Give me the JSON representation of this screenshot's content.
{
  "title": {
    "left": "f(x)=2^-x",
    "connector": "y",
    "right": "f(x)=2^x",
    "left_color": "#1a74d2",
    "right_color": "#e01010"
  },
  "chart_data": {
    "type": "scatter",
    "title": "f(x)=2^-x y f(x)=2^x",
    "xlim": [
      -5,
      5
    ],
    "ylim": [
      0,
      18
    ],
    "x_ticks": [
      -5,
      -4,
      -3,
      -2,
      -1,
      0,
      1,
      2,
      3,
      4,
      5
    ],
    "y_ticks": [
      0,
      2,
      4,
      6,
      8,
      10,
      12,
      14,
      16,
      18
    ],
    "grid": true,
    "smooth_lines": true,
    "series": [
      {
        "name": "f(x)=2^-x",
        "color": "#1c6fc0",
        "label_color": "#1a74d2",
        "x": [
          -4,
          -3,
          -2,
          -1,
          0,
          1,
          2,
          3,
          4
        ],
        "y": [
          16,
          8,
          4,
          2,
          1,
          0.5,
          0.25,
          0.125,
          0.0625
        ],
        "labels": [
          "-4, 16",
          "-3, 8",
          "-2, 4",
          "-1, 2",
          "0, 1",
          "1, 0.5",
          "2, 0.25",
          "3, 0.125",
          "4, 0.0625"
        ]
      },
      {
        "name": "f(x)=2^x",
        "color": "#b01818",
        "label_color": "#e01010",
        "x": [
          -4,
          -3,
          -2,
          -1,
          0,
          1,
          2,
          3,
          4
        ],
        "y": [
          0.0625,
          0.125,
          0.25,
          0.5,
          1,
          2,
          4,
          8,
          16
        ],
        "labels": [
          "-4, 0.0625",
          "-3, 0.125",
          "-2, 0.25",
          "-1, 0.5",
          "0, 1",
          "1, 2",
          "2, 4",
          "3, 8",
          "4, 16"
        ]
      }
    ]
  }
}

:: WORK REQUIRED ::
Take the entries above and transcribe them exactly.

:: RESULT BELOW ::
Give me the JSON representation of this screenshot's content.
{
  "title": {
    "left": "f(x)=2^-x",
    "connector": "y",
    "right": "f(x)=2^x",
    "left_color": "#1a74d2",
    "right_color": "#e01010"
  },
  "chart_data": {
    "type": "scatter",
    "title": "f(x)=2^-x y f(x)=2^x",
    "xlim": [
      -5,
      5
    ],
    "ylim": [
      0,
      18
    ],
    "x_ticks": [
      -5,
      -4,
      -3,
      -2,
      -1,
      0,
      1,
      2,
      3,
      4,
      5
    ],
    "y_ticks": [
      0,
      2,
      4,
      6,
      8,
      10,
      12,
      14,
      16,
      18
    ],
    "grid": true,
    "smooth_lines": true,
    "series": [
      {
        "name": "f(x)=2^-x",
        "color": "#1c6fc0",
        "label_color": "#1a74d2",
        "x": [
          -4,
          -3,
          -2,
          -1,
          0,
          1,
          2,
          3,
          4
        ],
        "y": [
          16,
          8,
          4,
          2,
          1,
          0.5,
          0.25,
          0.125,
          0.0625
        ],
        "labels": [
          "-4, 16",
          "-3, 8",
          "-2, 4",
          "-1, 2",
          "0, 1",
          "1, 0.5",
          "2, 0.25",
          "3, 0.125",
          "4, 0.0625"
        ]
      },
      {
        "name": "f(x)=2^x",
        "color": "#b01818",
        "label_color": "#e01010",
        "x": [
          -4,
          -3,
          -2,
          -1,
          0,
          1,
          2,
          3,
          4
        ],
        "y": [
          0.0625,
          0.125,
          0.25,
          0.5,
          1,
          2,
          4,
          8,
          16
        ],
        "labels": [
          "-4, 0.0625",
          "-3, 0.125",
          "-2, 0.25",
          "-1, 0.5",
          "0, 1",
          "1, 2",
          "2, 4",
          "3, 8",
          "4, 16"
        ]
      }
    ]
  }
}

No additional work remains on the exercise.